Where a line holds "name", copy it.

+++

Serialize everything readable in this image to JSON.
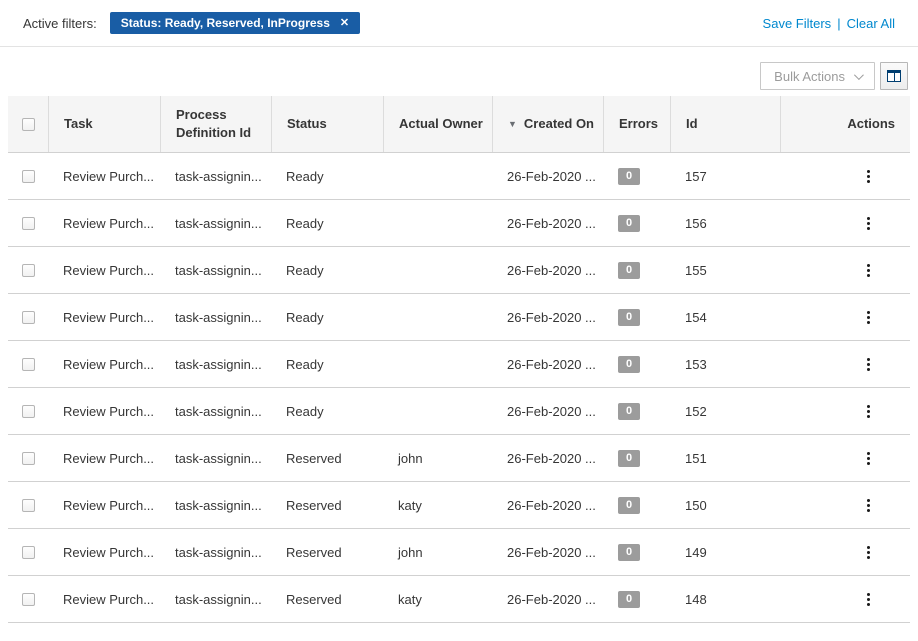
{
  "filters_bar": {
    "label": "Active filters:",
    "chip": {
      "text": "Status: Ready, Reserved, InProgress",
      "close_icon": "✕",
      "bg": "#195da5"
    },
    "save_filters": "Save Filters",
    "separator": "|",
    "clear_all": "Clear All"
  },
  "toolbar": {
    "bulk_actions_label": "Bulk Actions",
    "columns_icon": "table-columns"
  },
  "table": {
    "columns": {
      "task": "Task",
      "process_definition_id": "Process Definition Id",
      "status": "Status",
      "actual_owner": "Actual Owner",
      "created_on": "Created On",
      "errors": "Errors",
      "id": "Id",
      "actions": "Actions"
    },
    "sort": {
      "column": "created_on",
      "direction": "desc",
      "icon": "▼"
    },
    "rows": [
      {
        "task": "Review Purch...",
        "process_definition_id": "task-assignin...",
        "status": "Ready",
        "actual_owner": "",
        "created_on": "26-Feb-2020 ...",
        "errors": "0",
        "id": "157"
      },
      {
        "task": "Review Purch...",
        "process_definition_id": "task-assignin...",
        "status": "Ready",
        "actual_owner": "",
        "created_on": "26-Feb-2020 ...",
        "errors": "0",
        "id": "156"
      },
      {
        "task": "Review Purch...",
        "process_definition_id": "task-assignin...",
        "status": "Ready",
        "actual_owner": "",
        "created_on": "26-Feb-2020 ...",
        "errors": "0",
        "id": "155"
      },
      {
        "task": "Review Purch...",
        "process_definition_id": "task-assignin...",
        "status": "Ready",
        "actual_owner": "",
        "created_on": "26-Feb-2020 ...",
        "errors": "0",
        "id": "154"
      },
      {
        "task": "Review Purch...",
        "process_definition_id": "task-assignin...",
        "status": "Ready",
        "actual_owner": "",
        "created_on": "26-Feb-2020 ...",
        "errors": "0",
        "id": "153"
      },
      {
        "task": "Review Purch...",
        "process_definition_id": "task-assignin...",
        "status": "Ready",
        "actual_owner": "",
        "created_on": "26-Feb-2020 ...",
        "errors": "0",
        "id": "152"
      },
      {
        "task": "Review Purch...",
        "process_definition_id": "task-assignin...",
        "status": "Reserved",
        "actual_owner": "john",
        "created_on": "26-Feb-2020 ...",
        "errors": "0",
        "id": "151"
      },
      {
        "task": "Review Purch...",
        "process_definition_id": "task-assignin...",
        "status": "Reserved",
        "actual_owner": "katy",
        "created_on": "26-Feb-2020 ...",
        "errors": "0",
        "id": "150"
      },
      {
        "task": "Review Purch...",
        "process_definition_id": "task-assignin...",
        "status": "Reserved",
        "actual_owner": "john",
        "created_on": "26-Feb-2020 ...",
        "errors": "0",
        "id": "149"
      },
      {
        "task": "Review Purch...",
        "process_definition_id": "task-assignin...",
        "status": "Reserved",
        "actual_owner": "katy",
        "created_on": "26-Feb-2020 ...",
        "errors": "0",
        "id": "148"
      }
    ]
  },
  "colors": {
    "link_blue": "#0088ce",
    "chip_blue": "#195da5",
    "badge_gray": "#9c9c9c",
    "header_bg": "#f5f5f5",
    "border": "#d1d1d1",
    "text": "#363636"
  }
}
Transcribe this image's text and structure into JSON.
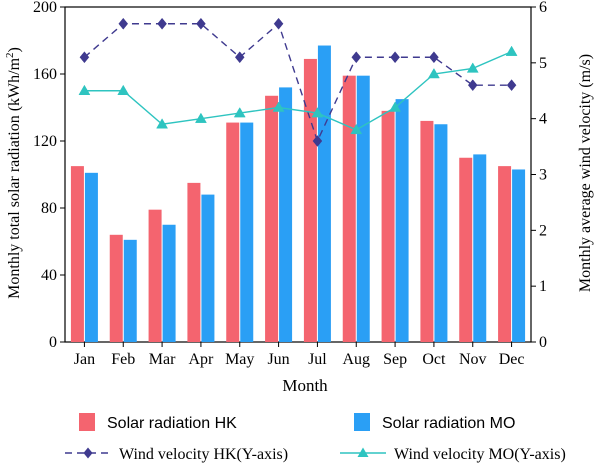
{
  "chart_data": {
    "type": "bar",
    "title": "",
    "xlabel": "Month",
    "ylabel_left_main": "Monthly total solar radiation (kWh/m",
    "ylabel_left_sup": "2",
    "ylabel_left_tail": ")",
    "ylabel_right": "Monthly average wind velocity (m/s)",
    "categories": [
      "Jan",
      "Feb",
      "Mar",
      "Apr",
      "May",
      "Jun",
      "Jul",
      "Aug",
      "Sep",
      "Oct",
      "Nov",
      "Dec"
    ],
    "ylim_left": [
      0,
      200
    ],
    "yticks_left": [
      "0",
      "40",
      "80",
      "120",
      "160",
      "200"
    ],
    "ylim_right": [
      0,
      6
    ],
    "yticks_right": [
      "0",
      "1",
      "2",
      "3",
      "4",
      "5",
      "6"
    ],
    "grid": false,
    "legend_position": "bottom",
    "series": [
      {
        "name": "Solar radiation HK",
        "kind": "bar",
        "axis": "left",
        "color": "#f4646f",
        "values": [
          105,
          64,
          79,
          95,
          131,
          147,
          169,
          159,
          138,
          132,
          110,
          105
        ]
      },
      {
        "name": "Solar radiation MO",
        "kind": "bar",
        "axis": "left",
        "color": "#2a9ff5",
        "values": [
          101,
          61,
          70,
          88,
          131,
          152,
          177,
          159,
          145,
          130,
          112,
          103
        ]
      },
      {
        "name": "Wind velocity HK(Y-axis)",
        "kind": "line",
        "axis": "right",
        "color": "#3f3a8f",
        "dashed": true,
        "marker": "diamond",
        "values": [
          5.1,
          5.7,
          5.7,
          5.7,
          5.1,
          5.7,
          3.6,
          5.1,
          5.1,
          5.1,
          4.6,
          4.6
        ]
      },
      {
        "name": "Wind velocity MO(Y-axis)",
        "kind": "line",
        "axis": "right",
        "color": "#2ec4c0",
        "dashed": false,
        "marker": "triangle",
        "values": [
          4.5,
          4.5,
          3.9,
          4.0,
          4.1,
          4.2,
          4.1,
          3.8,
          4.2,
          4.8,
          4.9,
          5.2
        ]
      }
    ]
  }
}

+++

Reply
        "name": "Solar radiation HK",
        "name": "Solar radiation MO",
        "name": "Wind velocity HK(Y-axis)",
        "name": "Wind velocity MO(Y-axis)",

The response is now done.